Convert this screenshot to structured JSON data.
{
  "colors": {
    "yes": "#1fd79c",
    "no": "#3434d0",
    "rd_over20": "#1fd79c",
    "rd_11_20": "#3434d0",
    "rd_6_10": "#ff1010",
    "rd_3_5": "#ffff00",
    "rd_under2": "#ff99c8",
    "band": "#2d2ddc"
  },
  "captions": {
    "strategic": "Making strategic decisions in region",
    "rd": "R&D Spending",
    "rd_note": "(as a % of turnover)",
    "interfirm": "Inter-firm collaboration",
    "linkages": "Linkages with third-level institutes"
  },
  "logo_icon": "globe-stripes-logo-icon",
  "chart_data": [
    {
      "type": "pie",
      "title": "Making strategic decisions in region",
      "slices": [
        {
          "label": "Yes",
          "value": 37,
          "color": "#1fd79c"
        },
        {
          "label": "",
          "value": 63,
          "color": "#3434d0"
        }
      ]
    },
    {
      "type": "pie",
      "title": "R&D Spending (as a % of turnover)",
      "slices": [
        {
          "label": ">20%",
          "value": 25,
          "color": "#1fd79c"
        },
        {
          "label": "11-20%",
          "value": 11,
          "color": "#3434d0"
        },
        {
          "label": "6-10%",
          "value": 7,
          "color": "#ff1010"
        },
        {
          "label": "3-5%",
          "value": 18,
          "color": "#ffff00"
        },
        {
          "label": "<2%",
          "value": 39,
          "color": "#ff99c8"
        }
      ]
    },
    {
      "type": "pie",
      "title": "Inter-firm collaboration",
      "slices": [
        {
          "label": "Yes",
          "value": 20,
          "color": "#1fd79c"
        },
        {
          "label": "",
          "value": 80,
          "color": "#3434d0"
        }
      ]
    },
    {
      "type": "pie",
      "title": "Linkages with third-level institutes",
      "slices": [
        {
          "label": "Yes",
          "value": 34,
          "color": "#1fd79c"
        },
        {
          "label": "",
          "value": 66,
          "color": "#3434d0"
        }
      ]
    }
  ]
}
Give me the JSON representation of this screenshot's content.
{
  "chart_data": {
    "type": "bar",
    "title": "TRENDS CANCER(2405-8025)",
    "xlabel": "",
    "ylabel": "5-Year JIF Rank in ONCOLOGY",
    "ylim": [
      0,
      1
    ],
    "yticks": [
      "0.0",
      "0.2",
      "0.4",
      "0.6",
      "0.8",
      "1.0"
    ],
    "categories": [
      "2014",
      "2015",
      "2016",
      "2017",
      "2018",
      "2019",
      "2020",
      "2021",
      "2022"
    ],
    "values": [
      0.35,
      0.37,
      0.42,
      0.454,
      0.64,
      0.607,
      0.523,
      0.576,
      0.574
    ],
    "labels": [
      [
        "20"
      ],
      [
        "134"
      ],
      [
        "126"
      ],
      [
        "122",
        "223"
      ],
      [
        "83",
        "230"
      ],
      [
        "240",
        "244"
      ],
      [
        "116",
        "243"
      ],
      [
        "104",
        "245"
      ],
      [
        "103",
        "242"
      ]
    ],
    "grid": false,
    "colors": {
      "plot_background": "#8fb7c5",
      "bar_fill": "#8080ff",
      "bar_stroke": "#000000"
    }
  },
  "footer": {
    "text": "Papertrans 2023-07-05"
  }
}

INSTRUCTIONS TO FOLLOW
Show every line above in which the word "collaboration" occurs.

RESULT
    "interfirm": "Inter-firm collaboration",
      "title": "Inter-firm collaboration",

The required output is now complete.